§ Exercise description
Reproduce every entry exactly.

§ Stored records

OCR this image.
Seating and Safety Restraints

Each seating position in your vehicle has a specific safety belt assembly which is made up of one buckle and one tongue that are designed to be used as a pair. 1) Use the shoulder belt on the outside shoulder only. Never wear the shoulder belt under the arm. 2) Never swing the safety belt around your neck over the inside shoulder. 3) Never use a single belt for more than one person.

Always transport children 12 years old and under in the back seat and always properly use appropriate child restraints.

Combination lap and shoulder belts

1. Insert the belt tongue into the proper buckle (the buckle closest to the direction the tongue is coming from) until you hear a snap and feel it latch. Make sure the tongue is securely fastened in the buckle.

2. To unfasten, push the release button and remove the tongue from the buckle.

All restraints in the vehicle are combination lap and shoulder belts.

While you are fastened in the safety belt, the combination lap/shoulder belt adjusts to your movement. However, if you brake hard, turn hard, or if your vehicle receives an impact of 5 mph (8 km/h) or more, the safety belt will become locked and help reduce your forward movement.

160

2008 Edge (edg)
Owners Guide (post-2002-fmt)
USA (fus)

§ Full response
OCR this image.
Seating and Safety Restraints

Each seating position in your vehicle has a specific safety belt assembly which is made up of one buckle and one tongue that are designed to be used as a pair. 1) Use the shoulder belt on the outside shoulder only. Never wear the shoulder belt under the arm. 2) Never swing the safety belt around your neck over the inside shoulder. 3) Never use a single belt for more than one person.

Always transport children 12 years old and under in the back seat and always properly use appropriate child restraints.

Combination lap and shoulder belts

1. Insert the belt tongue into the proper buckle (the buckle closest to the direction the tongue is coming from) until you hear a snap and feel it latch. Make sure the tongue is securely fastened in the buckle.

2. To unfasten, push the release button and remove the tongue from the buckle.

All restraints in the vehicle are combination lap and shoulder belts.

While you are fastened in the safety belt, the combination lap/shoulder belt adjusts to your movement. However, if you brake hard, turn hard, or if your vehicle receives an impact of 5 mph (8 km/h) or more, the safety belt will become locked and help reduce your forward movement.

160

2008 Edge (edg)
Owners Guide (post-2002-fmt)
USA (fus)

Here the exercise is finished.